DATA TO USE:

○ ○ ○ ○ ○ ○ ○

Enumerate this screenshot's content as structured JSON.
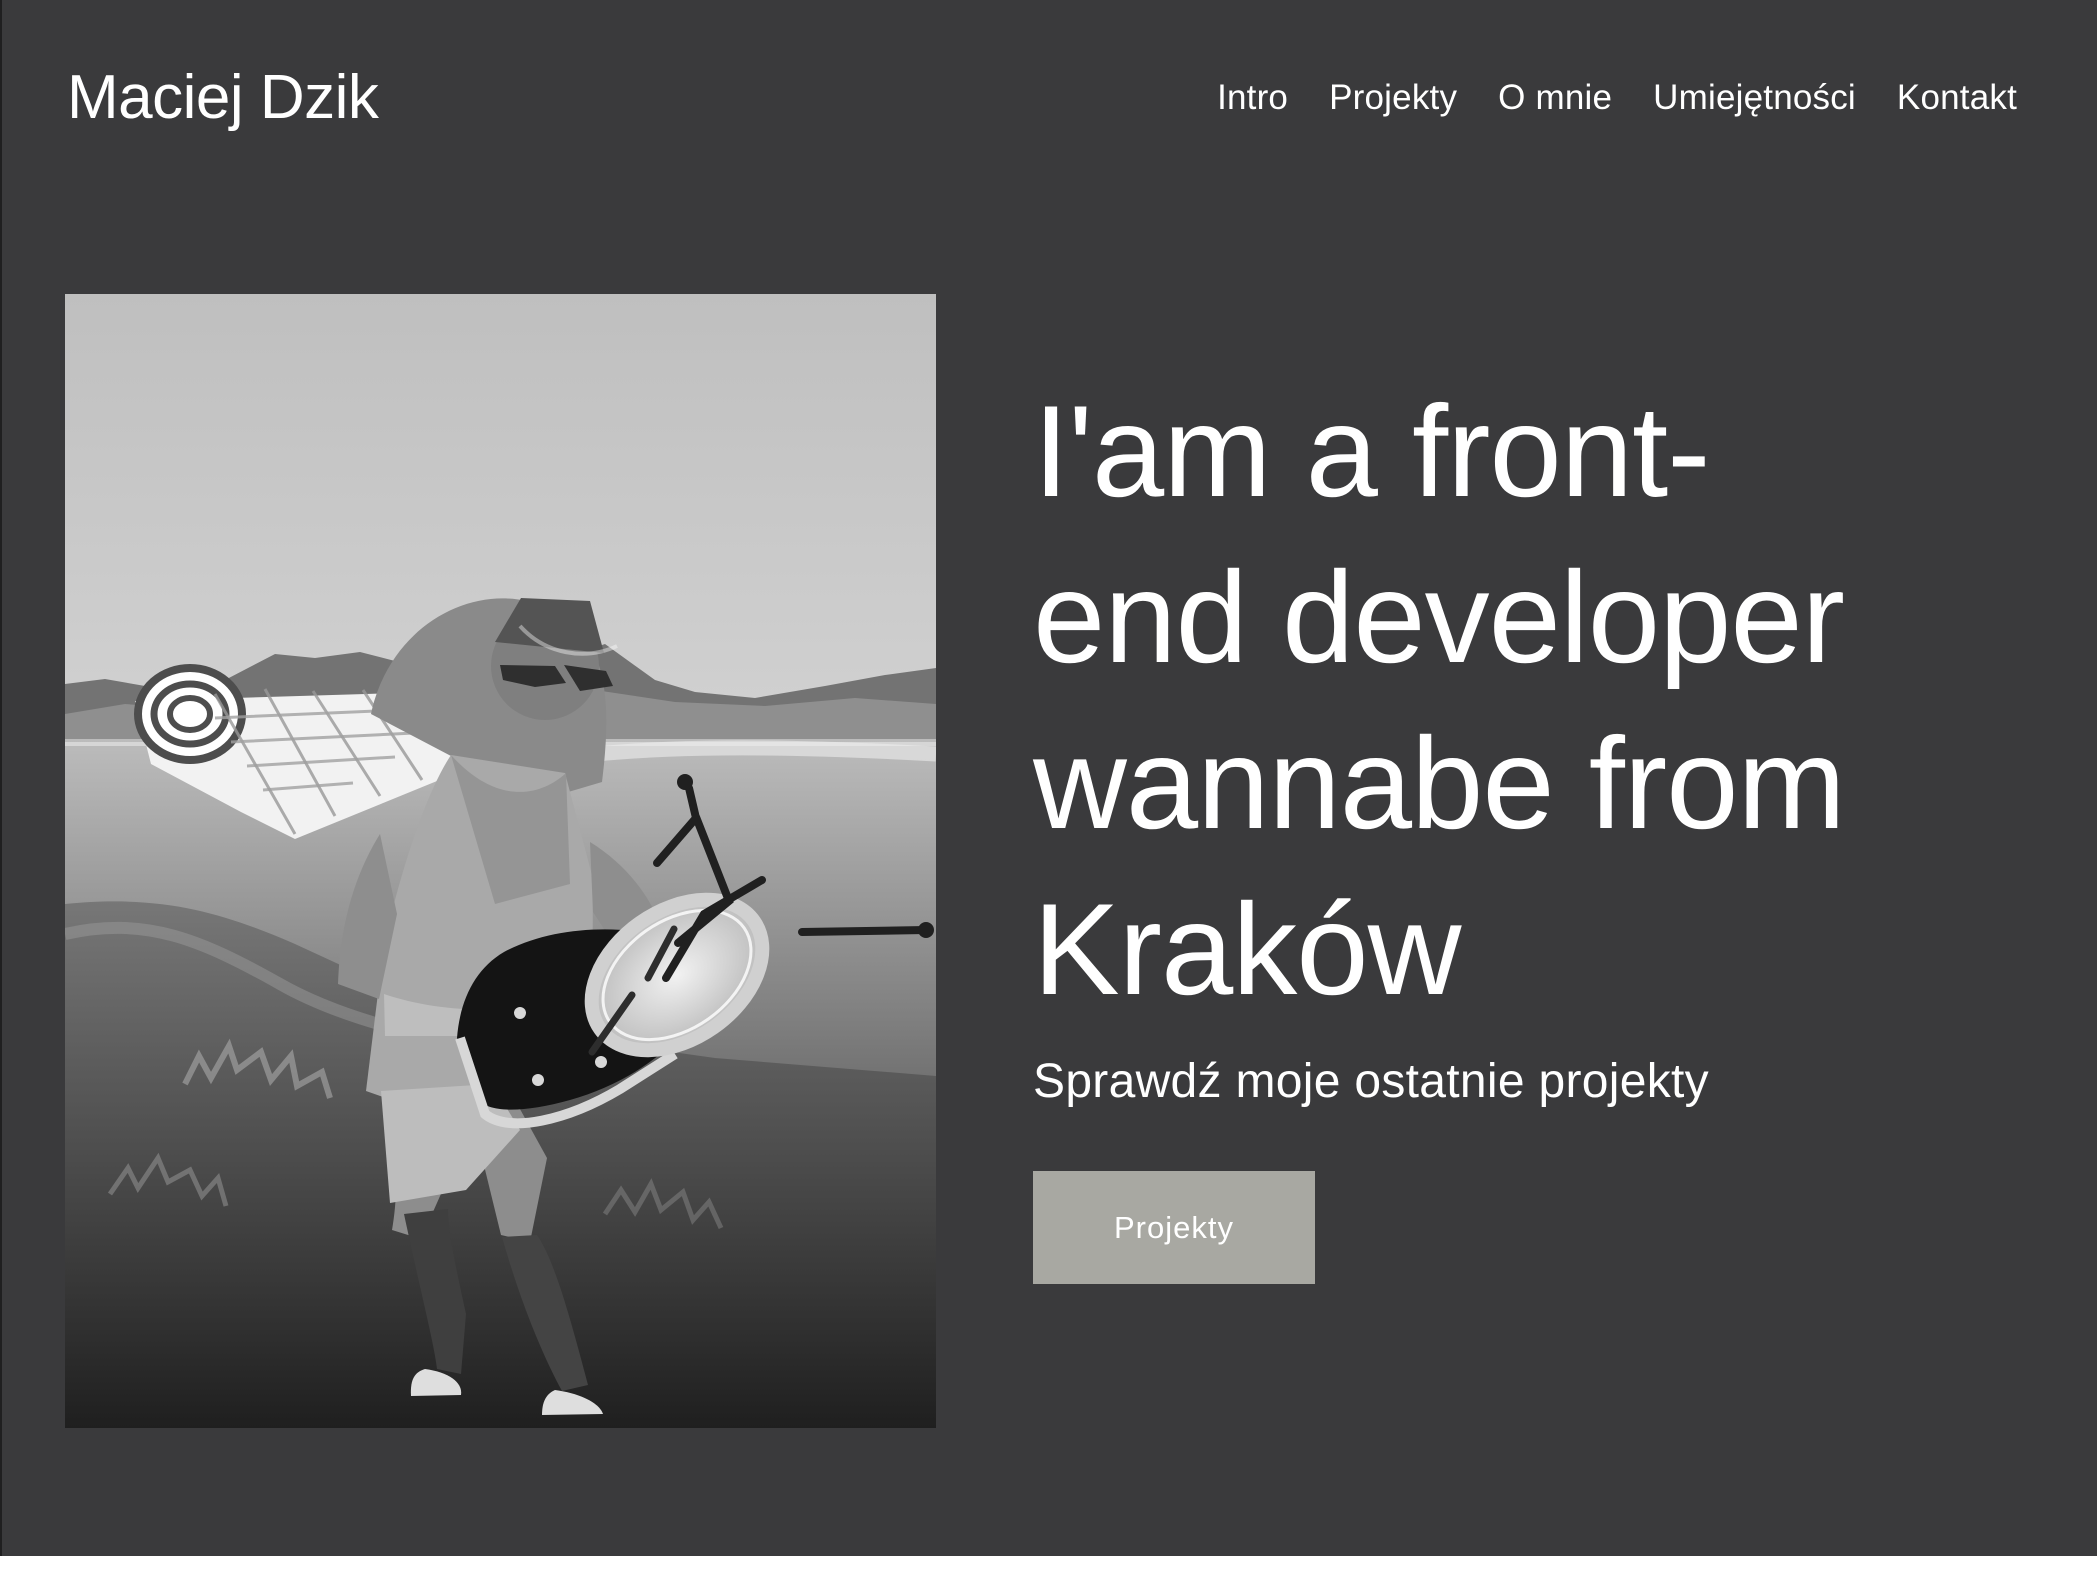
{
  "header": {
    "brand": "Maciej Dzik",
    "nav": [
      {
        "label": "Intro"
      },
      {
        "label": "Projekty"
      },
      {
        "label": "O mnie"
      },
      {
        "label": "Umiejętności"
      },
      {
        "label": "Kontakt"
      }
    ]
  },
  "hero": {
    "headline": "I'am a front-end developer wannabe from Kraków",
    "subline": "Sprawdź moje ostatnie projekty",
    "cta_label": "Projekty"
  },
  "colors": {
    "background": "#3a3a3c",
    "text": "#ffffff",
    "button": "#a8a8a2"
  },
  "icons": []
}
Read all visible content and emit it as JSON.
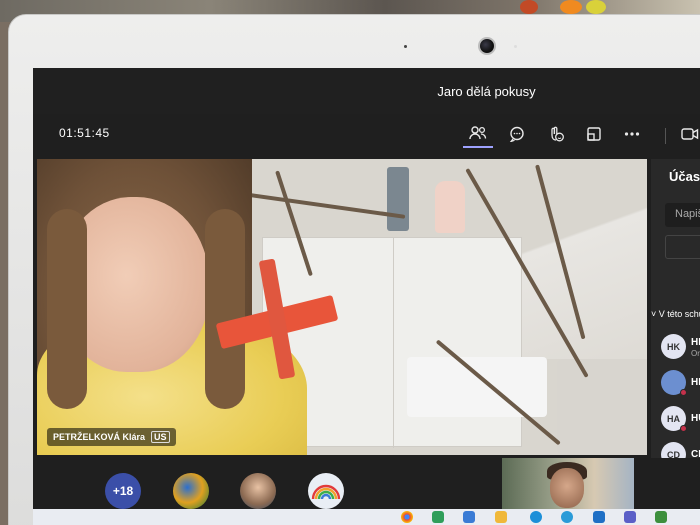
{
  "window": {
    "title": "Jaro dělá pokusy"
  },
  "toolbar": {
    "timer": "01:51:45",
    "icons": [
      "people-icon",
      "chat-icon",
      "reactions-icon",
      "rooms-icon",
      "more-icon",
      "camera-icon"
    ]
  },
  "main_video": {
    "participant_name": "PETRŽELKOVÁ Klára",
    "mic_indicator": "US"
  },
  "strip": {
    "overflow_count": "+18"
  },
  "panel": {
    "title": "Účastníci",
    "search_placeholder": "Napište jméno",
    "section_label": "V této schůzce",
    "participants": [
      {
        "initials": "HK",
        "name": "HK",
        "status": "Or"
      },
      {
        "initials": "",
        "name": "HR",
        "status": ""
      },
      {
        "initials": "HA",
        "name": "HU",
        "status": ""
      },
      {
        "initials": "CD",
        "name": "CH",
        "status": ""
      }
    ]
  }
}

○ ○ ○ ○ ○ ○ ○

BRIEF:
Search the listing for the word "content". Copy every line in which it occurs.

CORRECT RESPONSE:
Enumerate this screenshot's content as structured JSON.
Read all visible content and emit it as JSON.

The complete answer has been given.